### Your objective
Repeat verbatim the lines of the data below, beginning with the line containing "What data was" and continuing to the end.

### Data for this exercise
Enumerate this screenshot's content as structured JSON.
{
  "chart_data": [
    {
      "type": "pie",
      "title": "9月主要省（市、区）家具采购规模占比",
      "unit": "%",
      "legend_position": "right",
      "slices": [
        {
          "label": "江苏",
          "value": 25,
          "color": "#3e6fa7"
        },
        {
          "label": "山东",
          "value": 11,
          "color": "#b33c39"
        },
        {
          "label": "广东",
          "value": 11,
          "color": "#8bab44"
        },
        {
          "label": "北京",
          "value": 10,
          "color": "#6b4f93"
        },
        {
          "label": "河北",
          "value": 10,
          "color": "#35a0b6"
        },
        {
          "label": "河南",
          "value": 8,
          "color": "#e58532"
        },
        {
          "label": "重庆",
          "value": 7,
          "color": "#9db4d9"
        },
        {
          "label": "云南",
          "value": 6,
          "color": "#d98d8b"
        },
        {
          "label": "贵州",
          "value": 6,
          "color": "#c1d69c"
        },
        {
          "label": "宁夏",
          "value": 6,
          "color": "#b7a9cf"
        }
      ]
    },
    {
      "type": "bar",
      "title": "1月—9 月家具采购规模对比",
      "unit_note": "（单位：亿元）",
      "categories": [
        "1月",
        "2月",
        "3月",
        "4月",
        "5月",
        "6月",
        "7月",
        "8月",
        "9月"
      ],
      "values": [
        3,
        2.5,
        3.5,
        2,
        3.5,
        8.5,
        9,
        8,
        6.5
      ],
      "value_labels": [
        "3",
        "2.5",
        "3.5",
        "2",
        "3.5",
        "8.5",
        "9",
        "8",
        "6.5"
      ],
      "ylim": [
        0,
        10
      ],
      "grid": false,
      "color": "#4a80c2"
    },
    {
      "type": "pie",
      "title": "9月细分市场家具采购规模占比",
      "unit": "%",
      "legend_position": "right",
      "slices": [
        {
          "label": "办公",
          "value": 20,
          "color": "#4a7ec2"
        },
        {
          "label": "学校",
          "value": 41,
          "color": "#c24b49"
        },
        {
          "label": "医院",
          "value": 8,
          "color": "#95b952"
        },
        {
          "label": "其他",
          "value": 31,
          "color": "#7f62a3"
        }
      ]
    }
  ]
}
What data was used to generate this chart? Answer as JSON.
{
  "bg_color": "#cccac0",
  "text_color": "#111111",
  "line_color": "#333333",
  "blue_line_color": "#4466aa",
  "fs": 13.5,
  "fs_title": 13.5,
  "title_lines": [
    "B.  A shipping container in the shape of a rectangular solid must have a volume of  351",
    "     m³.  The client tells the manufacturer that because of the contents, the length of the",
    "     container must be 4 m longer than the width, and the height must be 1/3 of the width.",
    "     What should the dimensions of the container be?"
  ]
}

### Task response
What data was used to generate this chart? Answer as JSON.
{
  "bg_color": "#cccac0",
  "text_color": "#111111",
  "line_color": "#333333",
  "blue_line_color": "#4466aa",
  "fs": 13.5,
  "fs_title": 13.5,
  "title_lines": [
    "B.  A shipping container in the shape of a rectangular solid must have a volume of  351",
    "     m³.  The client tells the manufacturer that because of the contents, the length of the",
    "     container must be 4 m longer than the width, and the height must be 1/3 of the width.",
    "     What should the dimensions of the container be?"
  ]
}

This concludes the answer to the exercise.